• Problem statement
Take the data below and repeat it exactly.

• Figure data in JSON
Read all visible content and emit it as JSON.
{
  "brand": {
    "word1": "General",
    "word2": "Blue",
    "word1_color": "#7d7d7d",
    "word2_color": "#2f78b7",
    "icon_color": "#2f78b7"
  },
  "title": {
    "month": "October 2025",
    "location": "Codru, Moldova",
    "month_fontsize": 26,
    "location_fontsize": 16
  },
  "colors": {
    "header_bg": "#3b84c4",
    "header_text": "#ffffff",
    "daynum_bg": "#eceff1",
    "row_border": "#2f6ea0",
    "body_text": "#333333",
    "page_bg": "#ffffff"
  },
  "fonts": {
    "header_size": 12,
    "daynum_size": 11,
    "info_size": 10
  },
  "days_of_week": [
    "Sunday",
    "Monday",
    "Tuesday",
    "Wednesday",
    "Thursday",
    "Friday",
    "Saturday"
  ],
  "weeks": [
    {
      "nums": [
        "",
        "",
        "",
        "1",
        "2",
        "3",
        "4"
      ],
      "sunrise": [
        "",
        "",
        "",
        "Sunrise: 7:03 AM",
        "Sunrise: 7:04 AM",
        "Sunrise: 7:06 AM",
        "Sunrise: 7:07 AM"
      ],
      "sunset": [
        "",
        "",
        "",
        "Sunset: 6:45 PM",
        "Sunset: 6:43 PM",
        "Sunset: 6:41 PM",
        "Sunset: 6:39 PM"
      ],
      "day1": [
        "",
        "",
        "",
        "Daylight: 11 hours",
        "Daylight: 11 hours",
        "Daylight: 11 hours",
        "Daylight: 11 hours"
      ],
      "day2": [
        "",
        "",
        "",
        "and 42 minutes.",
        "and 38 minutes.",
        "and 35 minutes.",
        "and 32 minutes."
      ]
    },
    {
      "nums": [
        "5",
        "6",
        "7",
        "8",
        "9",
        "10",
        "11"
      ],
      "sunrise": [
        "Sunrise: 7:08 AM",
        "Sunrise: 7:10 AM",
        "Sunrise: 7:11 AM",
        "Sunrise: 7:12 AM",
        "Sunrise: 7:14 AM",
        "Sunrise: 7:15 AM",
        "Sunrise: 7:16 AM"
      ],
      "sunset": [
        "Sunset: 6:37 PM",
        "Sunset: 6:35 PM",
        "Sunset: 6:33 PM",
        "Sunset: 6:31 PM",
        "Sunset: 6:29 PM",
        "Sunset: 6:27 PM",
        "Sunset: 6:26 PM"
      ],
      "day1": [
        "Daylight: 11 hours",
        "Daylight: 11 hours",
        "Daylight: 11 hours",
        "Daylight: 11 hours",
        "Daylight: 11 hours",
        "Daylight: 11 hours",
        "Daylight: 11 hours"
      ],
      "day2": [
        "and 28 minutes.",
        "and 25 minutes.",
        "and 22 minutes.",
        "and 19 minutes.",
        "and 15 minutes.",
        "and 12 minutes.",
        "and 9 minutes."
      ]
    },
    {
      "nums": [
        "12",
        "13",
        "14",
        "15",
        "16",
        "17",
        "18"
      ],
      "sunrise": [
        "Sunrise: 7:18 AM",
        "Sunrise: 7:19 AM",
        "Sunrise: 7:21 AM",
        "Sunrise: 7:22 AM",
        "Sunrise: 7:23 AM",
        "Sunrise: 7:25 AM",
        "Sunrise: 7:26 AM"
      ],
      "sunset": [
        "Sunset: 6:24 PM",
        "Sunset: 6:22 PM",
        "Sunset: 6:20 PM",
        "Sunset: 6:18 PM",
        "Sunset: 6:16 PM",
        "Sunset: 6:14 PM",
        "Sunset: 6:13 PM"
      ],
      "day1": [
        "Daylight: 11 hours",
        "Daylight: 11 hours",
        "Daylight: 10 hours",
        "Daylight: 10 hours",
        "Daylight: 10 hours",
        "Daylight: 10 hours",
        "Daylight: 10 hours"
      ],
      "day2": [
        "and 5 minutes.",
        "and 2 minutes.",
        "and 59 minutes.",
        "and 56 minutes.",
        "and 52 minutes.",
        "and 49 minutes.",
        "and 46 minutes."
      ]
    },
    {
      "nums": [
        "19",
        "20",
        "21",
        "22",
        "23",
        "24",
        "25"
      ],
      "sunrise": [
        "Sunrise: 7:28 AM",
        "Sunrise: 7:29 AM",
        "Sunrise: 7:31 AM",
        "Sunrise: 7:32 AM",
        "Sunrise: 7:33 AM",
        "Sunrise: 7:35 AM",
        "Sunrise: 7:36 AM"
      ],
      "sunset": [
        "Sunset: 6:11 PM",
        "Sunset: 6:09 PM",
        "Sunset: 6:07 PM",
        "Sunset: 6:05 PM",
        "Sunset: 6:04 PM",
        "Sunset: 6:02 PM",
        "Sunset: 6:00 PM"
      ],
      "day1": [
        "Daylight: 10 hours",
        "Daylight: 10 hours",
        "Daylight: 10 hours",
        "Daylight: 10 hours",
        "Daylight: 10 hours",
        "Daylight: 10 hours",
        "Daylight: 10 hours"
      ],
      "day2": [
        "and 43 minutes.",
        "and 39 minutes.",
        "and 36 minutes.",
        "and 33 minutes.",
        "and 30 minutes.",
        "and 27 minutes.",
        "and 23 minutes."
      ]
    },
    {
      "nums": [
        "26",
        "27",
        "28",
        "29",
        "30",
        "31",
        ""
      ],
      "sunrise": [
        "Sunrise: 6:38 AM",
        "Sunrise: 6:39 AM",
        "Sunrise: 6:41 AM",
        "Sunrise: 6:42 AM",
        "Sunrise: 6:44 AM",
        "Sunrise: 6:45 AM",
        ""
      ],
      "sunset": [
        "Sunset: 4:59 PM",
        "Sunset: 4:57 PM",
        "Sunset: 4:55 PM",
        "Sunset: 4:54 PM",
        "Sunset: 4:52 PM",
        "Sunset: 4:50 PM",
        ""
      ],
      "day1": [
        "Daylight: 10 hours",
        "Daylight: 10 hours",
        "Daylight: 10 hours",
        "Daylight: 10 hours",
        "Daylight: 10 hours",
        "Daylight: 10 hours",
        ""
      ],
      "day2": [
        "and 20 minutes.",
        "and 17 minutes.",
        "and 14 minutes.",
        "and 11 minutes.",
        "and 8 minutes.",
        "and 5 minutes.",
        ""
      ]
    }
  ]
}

• Task answer
Read all visible content and emit it as JSON.
{
  "brand": {
    "word1": "General",
    "word2": "Blue",
    "word1_color": "#7d7d7d",
    "word2_color": "#2f78b7",
    "icon_color": "#2f78b7"
  },
  "title": {
    "month": "October 2025",
    "location": "Codru, Moldova",
    "month_fontsize": 26,
    "location_fontsize": 16
  },
  "colors": {
    "header_bg": "#3b84c4",
    "header_text": "#ffffff",
    "daynum_bg": "#eceff1",
    "row_border": "#2f6ea0",
    "body_text": "#333333",
    "page_bg": "#ffffff"
  },
  "fonts": {
    "header_size": 12,
    "daynum_size": 11,
    "info_size": 10
  },
  "days_of_week": [
    "Sunday",
    "Monday",
    "Tuesday",
    "Wednesday",
    "Thursday",
    "Friday",
    "Saturday"
  ],
  "weeks": [
    {
      "nums": [
        "",
        "",
        "",
        "1",
        "2",
        "3",
        "4"
      ],
      "sunrise": [
        "",
        "",
        "",
        "Sunrise: 7:03 AM",
        "Sunrise: 7:04 AM",
        "Sunrise: 7:06 AM",
        "Sunrise: 7:07 AM"
      ],
      "sunset": [
        "",
        "",
        "",
        "Sunset: 6:45 PM",
        "Sunset: 6:43 PM",
        "Sunset: 6:41 PM",
        "Sunset: 6:39 PM"
      ],
      "day1": [
        "",
        "",
        "",
        "Daylight: 11 hours",
        "Daylight: 11 hours",
        "Daylight: 11 hours",
        "Daylight: 11 hours"
      ],
      "day2": [
        "",
        "",
        "",
        "and 42 minutes.",
        "and 38 minutes.",
        "and 35 minutes.",
        "and 32 minutes."
      ]
    },
    {
      "nums": [
        "5",
        "6",
        "7",
        "8",
        "9",
        "10",
        "11"
      ],
      "sunrise": [
        "Sunrise: 7:08 AM",
        "Sunrise: 7:10 AM",
        "Sunrise: 7:11 AM",
        "Sunrise: 7:12 AM",
        "Sunrise: 7:14 AM",
        "Sunrise: 7:15 AM",
        "Sunrise: 7:16 AM"
      ],
      "sunset": [
        "Sunset: 6:37 PM",
        "Sunset: 6:35 PM",
        "Sunset: 6:33 PM",
        "Sunset: 6:31 PM",
        "Sunset: 6:29 PM",
        "Sunset: 6:27 PM",
        "Sunset: 6:26 PM"
      ],
      "day1": [
        "Daylight: 11 hours",
        "Daylight: 11 hours",
        "Daylight: 11 hours",
        "Daylight: 11 hours",
        "Daylight: 11 hours",
        "Daylight: 11 hours",
        "Daylight: 11 hours"
      ],
      "day2": [
        "and 28 minutes.",
        "and 25 minutes.",
        "and 22 minutes.",
        "and 19 minutes.",
        "and 15 minutes.",
        "and 12 minutes.",
        "and 9 minutes."
      ]
    },
    {
      "nums": [
        "12",
        "13",
        "14",
        "15",
        "16",
        "17",
        "18"
      ],
      "sunrise": [
        "Sunrise: 7:18 AM",
        "Sunrise: 7:19 AM",
        "Sunrise: 7:21 AM",
        "Sunrise: 7:22 AM",
        "Sunrise: 7:23 AM",
        "Sunrise: 7:25 AM",
        "Sunrise: 7:26 AM"
      ],
      "sunset": [
        "Sunset: 6:24 PM",
        "Sunset: 6:22 PM",
        "Sunset: 6:20 PM",
        "Sunset: 6:18 PM",
        "Sunset: 6:16 PM",
        "Sunset: 6:14 PM",
        "Sunset: 6:13 PM"
      ],
      "day1": [
        "Daylight: 11 hours",
        "Daylight: 11 hours",
        "Daylight: 10 hours",
        "Daylight: 10 hours",
        "Daylight: 10 hours",
        "Daylight: 10 hours",
        "Daylight: 10 hours"
      ],
      "day2": [
        "and 5 minutes.",
        "and 2 minutes.",
        "and 59 minutes.",
        "and 56 minutes.",
        "and 52 minutes.",
        "and 49 minutes.",
        "and 46 minutes."
      ]
    },
    {
      "nums": [
        "19",
        "20",
        "21",
        "22",
        "23",
        "24",
        "25"
      ],
      "sunrise": [
        "Sunrise: 7:28 AM",
        "Sunrise: 7:29 AM",
        "Sunrise: 7:31 AM",
        "Sunrise: 7:32 AM",
        "Sunrise: 7:33 AM",
        "Sunrise: 7:35 AM",
        "Sunrise: 7:36 AM"
      ],
      "sunset": [
        "Sunset: 6:11 PM",
        "Sunset: 6:09 PM",
        "Sunset: 6:07 PM",
        "Sunset: 6:05 PM",
        "Sunset: 6:04 PM",
        "Sunset: 6:02 PM",
        "Sunset: 6:00 PM"
      ],
      "day1": [
        "Daylight: 10 hours",
        "Daylight: 10 hours",
        "Daylight: 10 hours",
        "Daylight: 10 hours",
        "Daylight: 10 hours",
        "Daylight: 10 hours",
        "Daylight: 10 hours"
      ],
      "day2": [
        "and 43 minutes.",
        "and 39 minutes.",
        "and 36 minutes.",
        "and 33 minutes.",
        "and 30 minutes.",
        "and 27 minutes.",
        "and 23 minutes."
      ]
    },
    {
      "nums": [
        "26",
        "27",
        "28",
        "29",
        "30",
        "31",
        ""
      ],
      "sunrise": [
        "Sunrise: 6:38 AM",
        "Sunrise: 6:39 AM",
        "Sunrise: 6:41 AM",
        "Sunrise: 6:42 AM",
        "Sunrise: 6:44 AM",
        "Sunrise: 6:45 AM",
        ""
      ],
      "sunset": [
        "Sunset: 4:59 PM",
        "Sunset: 4:57 PM",
        "Sunset: 4:55 PM",
        "Sunset: 4:54 PM",
        "Sunset: 4:52 PM",
        "Sunset: 4:50 PM",
        ""
      ],
      "day1": [
        "Daylight: 10 hours",
        "Daylight: 10 hours",
        "Daylight: 10 hours",
        "Daylight: 10 hours",
        "Daylight: 10 hours",
        "Daylight: 10 hours",
        ""
      ],
      "day2": [
        "and 20 minutes.",
        "and 17 minutes.",
        "and 14 minutes.",
        "and 11 minutes.",
        "and 8 minutes.",
        "and 5 minutes.",
        ""
      ]
    }
  ]
}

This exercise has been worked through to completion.